→ **What is asked**
Copy out all lines that carry the word "Room".

→ **Information given**
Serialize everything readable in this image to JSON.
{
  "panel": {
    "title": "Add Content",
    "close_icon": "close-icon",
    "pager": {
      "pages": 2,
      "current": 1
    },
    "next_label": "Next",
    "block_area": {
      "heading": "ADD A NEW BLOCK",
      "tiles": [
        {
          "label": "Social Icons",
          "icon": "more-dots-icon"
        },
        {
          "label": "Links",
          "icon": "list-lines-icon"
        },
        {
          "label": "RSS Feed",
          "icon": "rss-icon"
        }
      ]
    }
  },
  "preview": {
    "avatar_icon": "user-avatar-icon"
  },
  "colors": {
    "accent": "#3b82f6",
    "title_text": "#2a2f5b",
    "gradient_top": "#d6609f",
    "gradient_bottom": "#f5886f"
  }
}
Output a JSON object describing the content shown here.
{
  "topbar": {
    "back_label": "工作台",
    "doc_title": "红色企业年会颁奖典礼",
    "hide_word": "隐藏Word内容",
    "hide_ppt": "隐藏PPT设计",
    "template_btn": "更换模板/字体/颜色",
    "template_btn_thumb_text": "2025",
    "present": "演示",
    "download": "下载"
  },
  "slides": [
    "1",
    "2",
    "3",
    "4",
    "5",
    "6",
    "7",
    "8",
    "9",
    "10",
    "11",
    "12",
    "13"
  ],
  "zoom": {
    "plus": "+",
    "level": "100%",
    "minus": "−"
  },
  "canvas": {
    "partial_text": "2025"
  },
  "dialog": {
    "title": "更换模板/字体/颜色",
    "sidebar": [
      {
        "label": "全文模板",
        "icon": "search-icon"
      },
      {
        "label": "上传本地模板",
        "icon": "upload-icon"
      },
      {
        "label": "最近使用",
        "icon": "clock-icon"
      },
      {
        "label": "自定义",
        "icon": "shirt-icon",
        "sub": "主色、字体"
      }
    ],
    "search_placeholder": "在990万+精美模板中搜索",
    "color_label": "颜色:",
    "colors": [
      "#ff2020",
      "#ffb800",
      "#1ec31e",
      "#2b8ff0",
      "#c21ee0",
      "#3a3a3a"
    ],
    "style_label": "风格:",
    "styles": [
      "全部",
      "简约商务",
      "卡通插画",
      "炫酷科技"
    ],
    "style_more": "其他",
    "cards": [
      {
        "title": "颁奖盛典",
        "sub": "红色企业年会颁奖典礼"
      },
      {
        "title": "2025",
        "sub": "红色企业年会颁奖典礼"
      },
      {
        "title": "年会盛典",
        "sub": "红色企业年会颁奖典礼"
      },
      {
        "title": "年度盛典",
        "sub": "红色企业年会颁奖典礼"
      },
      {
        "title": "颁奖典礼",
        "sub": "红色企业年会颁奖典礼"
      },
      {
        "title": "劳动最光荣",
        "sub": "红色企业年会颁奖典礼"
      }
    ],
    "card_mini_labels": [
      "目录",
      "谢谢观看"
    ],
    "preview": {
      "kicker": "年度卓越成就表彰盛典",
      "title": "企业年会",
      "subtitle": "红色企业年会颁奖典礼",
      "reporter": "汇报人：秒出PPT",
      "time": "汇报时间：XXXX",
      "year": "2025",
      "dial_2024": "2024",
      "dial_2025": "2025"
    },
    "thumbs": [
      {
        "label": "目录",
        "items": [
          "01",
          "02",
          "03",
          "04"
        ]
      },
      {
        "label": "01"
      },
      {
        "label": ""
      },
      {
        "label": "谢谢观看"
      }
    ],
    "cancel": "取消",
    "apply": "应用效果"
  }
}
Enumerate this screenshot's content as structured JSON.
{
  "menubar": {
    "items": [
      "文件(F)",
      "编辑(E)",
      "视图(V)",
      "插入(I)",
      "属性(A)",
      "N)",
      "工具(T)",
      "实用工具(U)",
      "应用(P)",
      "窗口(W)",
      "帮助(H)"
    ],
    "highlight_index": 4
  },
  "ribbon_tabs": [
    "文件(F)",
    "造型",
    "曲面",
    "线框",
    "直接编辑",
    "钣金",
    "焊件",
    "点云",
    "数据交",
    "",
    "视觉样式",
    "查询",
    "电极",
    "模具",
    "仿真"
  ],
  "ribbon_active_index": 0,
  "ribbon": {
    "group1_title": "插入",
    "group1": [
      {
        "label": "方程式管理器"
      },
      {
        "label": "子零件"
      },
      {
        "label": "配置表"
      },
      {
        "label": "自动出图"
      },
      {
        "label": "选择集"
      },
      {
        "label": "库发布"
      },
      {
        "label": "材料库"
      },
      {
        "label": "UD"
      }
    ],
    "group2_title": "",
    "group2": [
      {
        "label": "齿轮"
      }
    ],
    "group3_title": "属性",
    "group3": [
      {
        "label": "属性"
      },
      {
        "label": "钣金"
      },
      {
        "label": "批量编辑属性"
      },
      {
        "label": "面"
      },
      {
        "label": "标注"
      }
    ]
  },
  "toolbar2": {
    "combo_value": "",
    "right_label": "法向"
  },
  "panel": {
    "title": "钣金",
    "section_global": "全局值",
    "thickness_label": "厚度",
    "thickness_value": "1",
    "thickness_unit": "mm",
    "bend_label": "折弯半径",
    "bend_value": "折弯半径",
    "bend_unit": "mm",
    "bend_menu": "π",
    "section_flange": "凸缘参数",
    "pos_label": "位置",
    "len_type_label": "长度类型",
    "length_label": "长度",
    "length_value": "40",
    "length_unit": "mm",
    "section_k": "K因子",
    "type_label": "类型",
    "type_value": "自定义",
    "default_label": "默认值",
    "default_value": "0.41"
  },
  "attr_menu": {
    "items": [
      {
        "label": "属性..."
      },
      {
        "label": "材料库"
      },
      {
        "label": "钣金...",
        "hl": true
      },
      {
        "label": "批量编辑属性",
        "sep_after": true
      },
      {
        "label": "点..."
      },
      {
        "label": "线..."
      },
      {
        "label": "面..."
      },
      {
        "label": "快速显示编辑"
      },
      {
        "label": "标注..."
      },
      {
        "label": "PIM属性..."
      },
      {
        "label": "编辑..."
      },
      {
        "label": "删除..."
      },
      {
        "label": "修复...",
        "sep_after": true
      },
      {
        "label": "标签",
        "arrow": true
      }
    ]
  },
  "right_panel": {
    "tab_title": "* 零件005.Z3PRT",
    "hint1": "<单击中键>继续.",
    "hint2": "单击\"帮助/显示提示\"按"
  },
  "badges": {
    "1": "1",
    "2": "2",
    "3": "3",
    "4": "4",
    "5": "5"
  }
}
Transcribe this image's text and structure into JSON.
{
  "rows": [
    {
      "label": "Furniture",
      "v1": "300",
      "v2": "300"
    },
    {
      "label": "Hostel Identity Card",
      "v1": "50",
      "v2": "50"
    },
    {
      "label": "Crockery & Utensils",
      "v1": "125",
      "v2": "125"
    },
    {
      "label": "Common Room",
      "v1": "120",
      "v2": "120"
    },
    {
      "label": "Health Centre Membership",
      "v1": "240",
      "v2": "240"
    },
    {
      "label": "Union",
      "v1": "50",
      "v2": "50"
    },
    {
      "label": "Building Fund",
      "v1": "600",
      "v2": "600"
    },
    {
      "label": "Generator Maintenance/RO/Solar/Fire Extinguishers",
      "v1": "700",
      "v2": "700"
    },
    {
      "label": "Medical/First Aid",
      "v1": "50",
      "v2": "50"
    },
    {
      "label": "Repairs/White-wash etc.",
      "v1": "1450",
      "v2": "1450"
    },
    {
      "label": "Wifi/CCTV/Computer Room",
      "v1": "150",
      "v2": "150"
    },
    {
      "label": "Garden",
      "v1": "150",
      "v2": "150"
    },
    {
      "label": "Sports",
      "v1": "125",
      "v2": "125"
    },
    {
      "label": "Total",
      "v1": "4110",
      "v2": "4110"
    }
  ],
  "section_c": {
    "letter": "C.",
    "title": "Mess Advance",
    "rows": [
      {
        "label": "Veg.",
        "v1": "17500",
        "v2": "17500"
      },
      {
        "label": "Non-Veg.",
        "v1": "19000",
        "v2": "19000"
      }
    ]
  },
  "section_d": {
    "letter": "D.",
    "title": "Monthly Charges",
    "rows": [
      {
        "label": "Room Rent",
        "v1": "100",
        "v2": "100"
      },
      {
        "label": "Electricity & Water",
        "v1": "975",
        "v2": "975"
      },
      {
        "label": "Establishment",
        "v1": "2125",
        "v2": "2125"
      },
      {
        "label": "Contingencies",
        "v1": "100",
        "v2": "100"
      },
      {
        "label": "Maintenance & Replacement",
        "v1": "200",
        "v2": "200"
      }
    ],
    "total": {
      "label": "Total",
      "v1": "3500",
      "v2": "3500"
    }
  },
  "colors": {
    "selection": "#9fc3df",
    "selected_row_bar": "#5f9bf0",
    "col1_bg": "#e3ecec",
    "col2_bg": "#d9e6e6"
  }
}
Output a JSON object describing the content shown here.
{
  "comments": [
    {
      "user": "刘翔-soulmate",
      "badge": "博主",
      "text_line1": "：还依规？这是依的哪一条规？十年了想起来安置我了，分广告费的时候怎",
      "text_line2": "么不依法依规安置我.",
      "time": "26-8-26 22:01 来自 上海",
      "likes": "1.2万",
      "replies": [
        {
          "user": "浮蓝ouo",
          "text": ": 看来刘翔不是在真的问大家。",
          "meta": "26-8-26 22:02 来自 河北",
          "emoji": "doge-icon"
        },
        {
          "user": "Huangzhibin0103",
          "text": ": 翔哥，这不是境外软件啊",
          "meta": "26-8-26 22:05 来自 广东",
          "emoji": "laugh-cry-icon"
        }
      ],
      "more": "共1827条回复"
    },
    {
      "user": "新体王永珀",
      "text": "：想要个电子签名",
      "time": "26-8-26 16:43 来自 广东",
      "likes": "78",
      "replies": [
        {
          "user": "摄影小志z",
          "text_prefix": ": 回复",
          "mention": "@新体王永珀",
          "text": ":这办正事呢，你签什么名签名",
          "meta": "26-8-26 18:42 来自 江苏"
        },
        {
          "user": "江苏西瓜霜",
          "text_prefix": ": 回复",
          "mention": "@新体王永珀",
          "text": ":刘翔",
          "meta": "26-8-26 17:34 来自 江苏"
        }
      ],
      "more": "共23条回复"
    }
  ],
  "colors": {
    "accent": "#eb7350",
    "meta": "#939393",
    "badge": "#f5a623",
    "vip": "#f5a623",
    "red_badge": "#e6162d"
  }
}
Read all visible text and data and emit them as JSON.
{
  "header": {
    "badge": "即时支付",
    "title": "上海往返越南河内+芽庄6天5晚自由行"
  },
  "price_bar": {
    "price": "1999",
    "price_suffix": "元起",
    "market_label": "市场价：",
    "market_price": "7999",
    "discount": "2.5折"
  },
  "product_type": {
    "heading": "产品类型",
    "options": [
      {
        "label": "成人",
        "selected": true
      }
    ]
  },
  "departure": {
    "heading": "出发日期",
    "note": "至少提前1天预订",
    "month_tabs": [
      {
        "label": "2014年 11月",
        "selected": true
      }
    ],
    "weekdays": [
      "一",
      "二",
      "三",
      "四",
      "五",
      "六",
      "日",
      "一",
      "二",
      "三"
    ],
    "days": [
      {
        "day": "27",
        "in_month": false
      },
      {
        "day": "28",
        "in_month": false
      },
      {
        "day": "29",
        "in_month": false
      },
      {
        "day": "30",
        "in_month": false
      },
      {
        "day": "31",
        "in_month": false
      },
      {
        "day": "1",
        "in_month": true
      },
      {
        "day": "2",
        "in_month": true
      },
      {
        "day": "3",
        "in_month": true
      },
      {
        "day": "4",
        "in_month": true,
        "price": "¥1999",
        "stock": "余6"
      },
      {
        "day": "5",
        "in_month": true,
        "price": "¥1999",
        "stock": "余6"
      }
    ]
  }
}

→ **Finished exercise**
      "label": "Common Room",
      "label": "Wifi/CCTV/Computer Room",
        "label": "Room Rent",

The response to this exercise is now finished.